• [TEXT PROVIDED]:
Delayed Gratification – Just How Important Is It?

The following Tweet was posted by Vanguard this morning – “Delaying gratification, avoiding debt, & saving are all central to a financial literacy program for student”. We all know that we are more responsible for funding our retirement than at any time in the last 60 years, but just because we know doesn’t mean we have the ability to do so.

Defined Contribution plans are the vehicles of choice for most private sector employers, if not their employees. However, funding these plans, even to meet the company match, is not easy for many (most) low to middle income households. At KCS, we’ve discussed the benefits of participating in a DB plan versus a DC plan since our founding.

But, if you have a job, don’t have substantial student loan our housing debt, and can afford to make sizable contributions into your retirement program, it is better to delay gratification and make those contributions as early and often as possible. Why? Because the math of compounding truly works.

For instance, if a 22 year old can make a monthly contribution of $833 for 10 years, the $99,960 in contributions growing at 4% / year will become $438,393.12 upon reaching age 65. Again, that is with making contributions for only the first 10 years. At that point, you’ve basically funded your retirement and now you can begin acquire some of the other assets that you’ve been deferring.

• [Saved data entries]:
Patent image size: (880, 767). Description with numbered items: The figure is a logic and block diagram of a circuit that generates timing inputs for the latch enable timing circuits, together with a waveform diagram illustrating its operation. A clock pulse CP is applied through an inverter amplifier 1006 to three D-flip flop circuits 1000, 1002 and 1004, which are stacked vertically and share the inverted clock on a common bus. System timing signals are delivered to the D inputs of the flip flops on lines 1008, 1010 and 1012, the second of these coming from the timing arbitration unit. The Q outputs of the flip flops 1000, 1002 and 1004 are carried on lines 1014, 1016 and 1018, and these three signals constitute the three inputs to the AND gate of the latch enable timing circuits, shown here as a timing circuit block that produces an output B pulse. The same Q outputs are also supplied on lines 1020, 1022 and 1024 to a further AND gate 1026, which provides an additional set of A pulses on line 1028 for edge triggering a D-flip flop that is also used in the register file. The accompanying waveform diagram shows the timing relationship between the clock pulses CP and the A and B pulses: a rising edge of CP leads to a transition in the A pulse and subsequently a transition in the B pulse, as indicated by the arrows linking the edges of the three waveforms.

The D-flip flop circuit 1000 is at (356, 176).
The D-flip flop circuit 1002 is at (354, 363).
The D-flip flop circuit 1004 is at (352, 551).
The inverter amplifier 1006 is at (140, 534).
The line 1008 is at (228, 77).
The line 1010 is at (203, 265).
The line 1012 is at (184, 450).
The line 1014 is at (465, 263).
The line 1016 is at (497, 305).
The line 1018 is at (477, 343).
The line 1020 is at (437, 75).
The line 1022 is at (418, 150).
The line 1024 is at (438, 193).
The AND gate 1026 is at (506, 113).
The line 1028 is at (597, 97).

• [WHAT YOU WILL DO]:
Please copy out the stretch of the delayed gratification text from "For instance, if" through "you’ve been deferring.", switching "monthly" to "quarterly".

• [OUTPUT OF THE TASK]:
For instance, if a 22 year old can make a quarterly contribution of $833 for 10 years, the $99,960 in contributions growing at 4% / year will become $438,393.12 upon reaching age 65. Again, that is with making contributions for only the first 10 years. At that point, you’ve basically funded your retirement and now you can begin acquire some of the other assets that you’ve been deferring.